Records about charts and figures

=-=-=-=-=

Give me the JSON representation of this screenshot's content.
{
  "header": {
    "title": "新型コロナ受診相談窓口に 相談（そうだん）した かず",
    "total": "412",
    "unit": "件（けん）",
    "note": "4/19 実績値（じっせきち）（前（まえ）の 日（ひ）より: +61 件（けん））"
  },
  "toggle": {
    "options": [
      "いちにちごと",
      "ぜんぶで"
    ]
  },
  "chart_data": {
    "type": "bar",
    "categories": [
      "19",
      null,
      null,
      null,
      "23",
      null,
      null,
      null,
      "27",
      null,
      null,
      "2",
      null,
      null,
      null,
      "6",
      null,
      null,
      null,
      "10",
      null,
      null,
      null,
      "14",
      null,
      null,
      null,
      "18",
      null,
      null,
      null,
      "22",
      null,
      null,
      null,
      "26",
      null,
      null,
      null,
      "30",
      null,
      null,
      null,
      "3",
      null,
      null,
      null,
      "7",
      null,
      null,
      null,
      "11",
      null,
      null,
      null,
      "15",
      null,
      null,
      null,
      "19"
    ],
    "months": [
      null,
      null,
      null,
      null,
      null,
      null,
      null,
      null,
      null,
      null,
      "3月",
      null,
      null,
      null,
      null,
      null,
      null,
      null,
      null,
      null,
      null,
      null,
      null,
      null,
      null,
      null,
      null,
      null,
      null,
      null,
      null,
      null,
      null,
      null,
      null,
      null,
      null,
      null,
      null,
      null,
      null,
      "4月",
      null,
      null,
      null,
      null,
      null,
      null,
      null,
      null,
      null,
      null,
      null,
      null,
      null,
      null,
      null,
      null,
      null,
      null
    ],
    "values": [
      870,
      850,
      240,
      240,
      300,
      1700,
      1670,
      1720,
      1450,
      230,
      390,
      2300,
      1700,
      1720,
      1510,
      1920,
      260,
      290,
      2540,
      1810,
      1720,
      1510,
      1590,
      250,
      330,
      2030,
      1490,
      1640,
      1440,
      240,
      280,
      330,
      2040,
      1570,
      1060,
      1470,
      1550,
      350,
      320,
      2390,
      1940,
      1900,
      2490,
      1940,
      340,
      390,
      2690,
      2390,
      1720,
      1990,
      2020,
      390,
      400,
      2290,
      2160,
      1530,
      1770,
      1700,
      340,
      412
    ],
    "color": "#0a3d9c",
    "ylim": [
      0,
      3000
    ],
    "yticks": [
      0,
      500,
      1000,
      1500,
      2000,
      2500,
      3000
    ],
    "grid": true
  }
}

=-=-=-=-=

Emit the full listing verbatim.

Give me the JSON representation of this screenshot's content.
{
  "header": {
    "title": "新型コロナ受診相談窓口に 相談（そうだん）した かず",
    "total": "412",
    "unit": "件（けん）",
    "note": "4/19 実績値（じっせきち）（前（まえ）の 日（ひ）より: +61 件（けん））"
  },
  "toggle": {
    "options": [
      "いちにちごと",
      "ぜんぶで"
    ]
  },
  "chart_data": {
    "type": "bar",
    "categories": [
      "19",
      null,
      null,
      null,
      "23",
      null,
      null,
      null,
      "27",
      null,
      null,
      "2",
      null,
      null,
      null,
      "6",
      null,
      null,
      null,
      "10",
      null,
      null,
      null,
      "14",
      null,
      null,
      null,
      "18",
      null,
      null,
      null,
      "22",
      null,
      null,
      null,
      "26",
      null,
      null,
      null,
      "30",
      null,
      null,
      null,
      "3",
      null,
      null,
      null,
      "7",
      null,
      null,
      null,
      "11",
      null,
      null,
      null,
      "15",
      null,
      null,
      null,
      "19"
    ],
    "months": [
      null,
      null,
      null,
      null,
      null,
      null,
      null,
      null,
      null,
      null,
      "3月",
      null,
      null,
      null,
      null,
      null,
      null,
      null,
      null,
      null,
      null,
      null,
      null,
      null,
      null,
      null,
      null,
      null,
      null,
      null,
      null,
      null,
      null,
      null,
      null,
      null,
      null,
      null,
      null,
      null,
      null,
      "4月",
      null,
      null,
      null,
      null,
      null,
      null,
      null,
      null,
      null,
      null,
      null,
      null,
      null,
      null,
      null,
      null,
      null,
      null
    ],
    "values": [
      870,
      850,
      240,
      240,
      300,
      1700,
      1670,
      1720,
      1450,
      230,
      390,
      2300,
      1700,
      1720,
      1510,
      1920,
      260,
      290,
      2540,
      1810,
      1720,
      1510,
      1590,
      250,
      330,
      2030,
      1490,
      1640,
      1440,
      240,
      280,
      330,
      2040,
      1570,
      1060,
      1470,
      1550,
      350,
      320,
      2390,
      1940,
      1900,
      2490,
      1940,
      340,
      390,
      2690,
      2390,
      1720,
      1990,
      2020,
      390,
      400,
      2290,
      2160,
      1530,
      1770,
      1700,
      340,
      412
    ],
    "color": "#0a3d9c",
    "ylim": [
      0,
      3000
    ],
    "yticks": [
      0,
      500,
      1000,
      1500,
      2000,
      2500,
      3000
    ],
    "grid": true
  }
}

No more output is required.